— BEGIN Material supplied —
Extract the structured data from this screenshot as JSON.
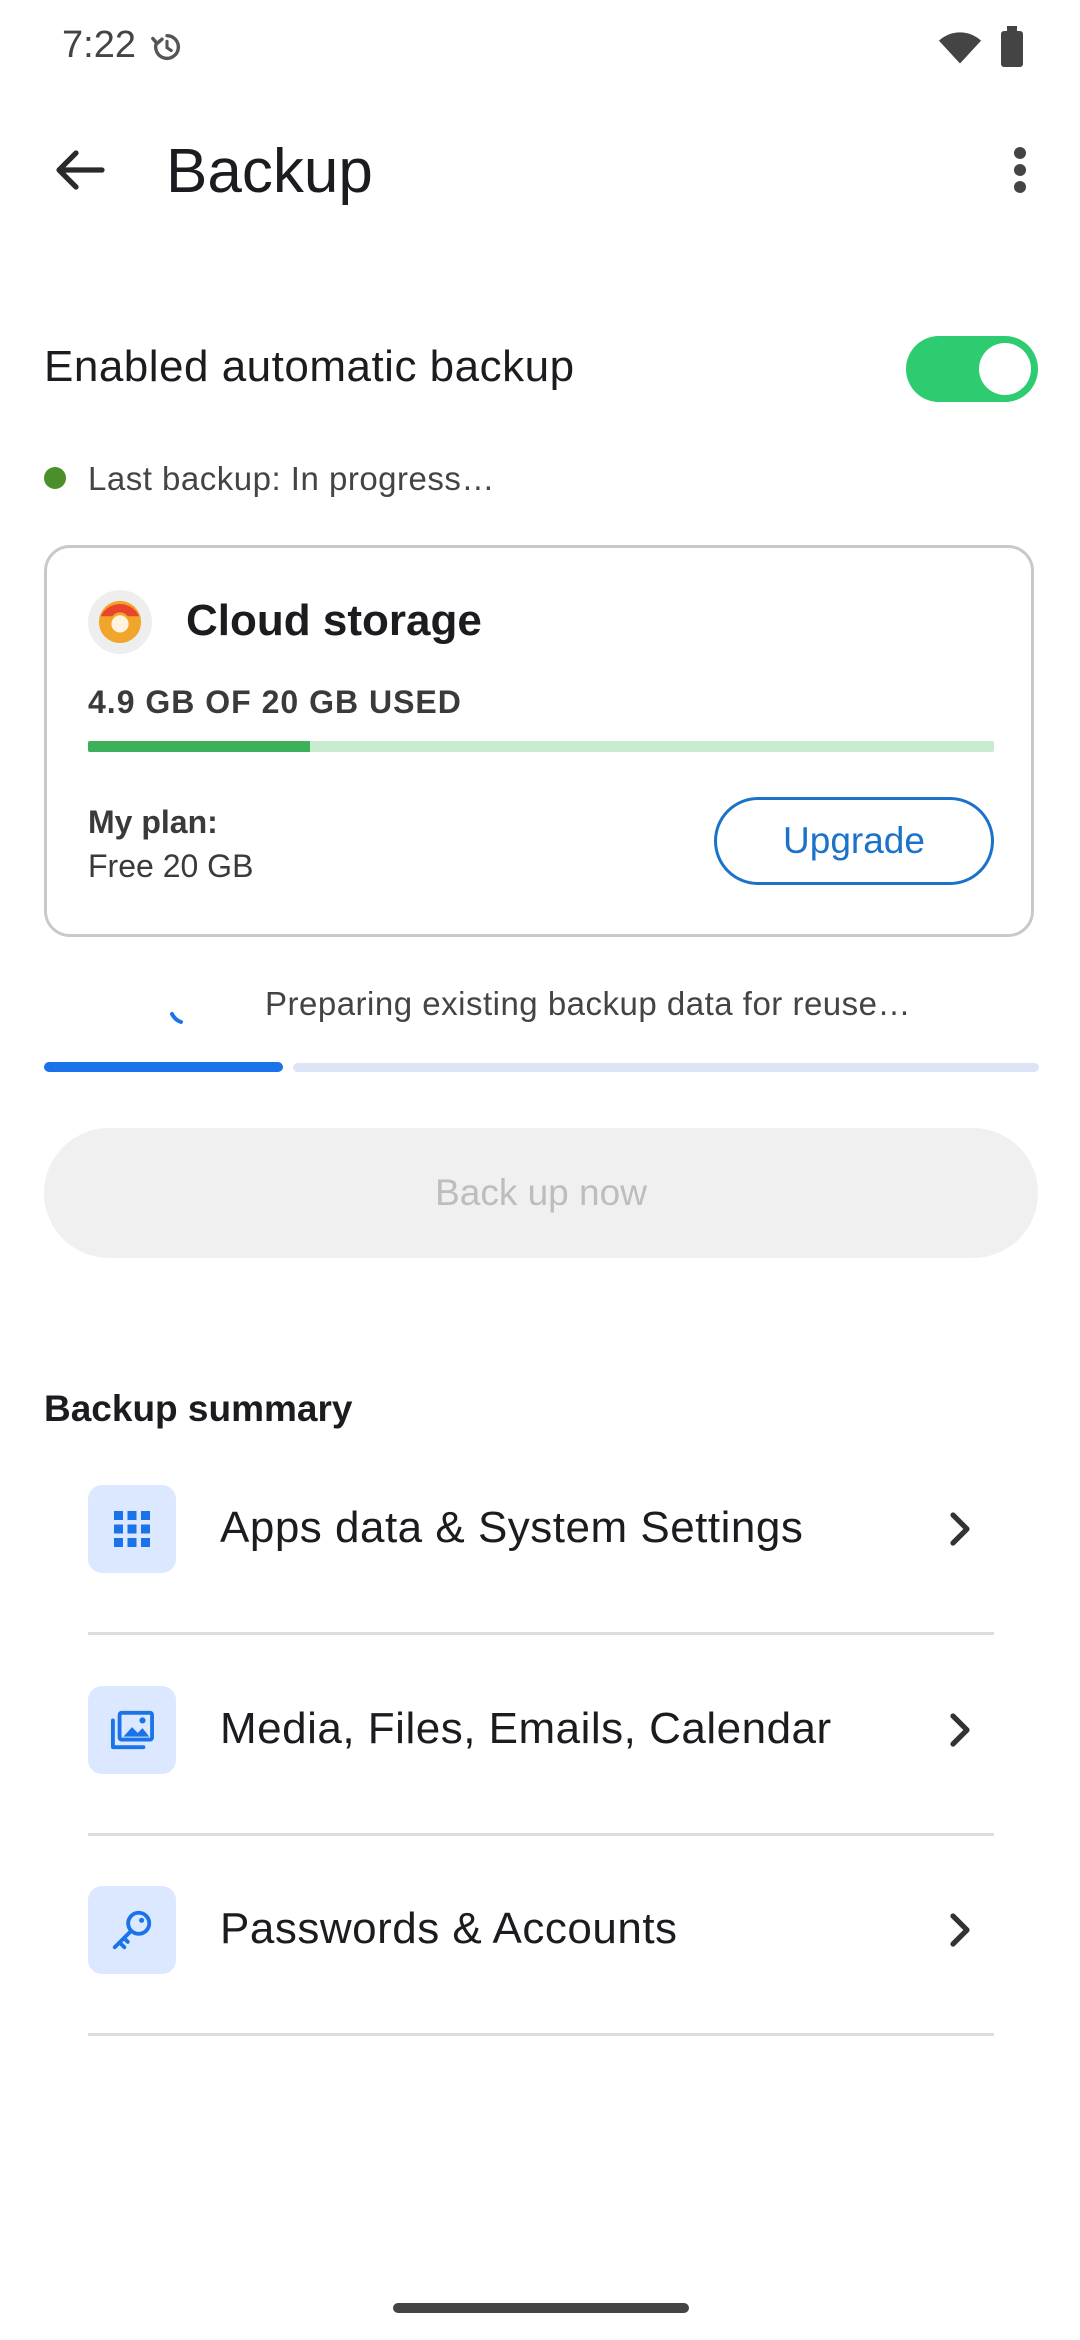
{
  "status_bar": {
    "time": "7:22"
  },
  "app_bar": {
    "title": "Backup"
  },
  "auto_backup": {
    "label": "Enabled automatic backup",
    "enabled": true
  },
  "last_backup": {
    "text": "Last backup: In progress…"
  },
  "cloud_card": {
    "title": "Cloud storage",
    "usage_text": "4.9 GB OF 20 GB USED",
    "used_fraction": 0.245,
    "plan_label": "My plan:",
    "plan_value": "Free 20 GB",
    "upgrade_label": "Upgrade"
  },
  "progress": {
    "text": "Preparing existing backup data for reuse…",
    "fraction": 0.24
  },
  "backup_now": {
    "label": "Back up now",
    "enabled": false
  },
  "summary": {
    "heading": "Backup summary",
    "items": [
      {
        "label": "Apps data & System Settings",
        "icon": "apps-grid-icon"
      },
      {
        "label": "Media, Files, Emails, Calendar",
        "icon": "photo-library-icon"
      },
      {
        "label": "Passwords & Accounts",
        "icon": "key-icon"
      }
    ]
  },
  "colors": {
    "toggle_on": "#2ecc71",
    "accent_blue": "#1a73e8",
    "storage_green": "#3db05a",
    "status_dot": "#4b8f2a"
  }
}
— END Material supplied —
→ **Task brief**: Identify every line holding the word "data" and copy it out.

→ **Result of this task**:
Extract the structured data from this screenshot as JSON.
    "text": "Preparing existing backup data for reuse…",
        "label": "Apps data & System Settings",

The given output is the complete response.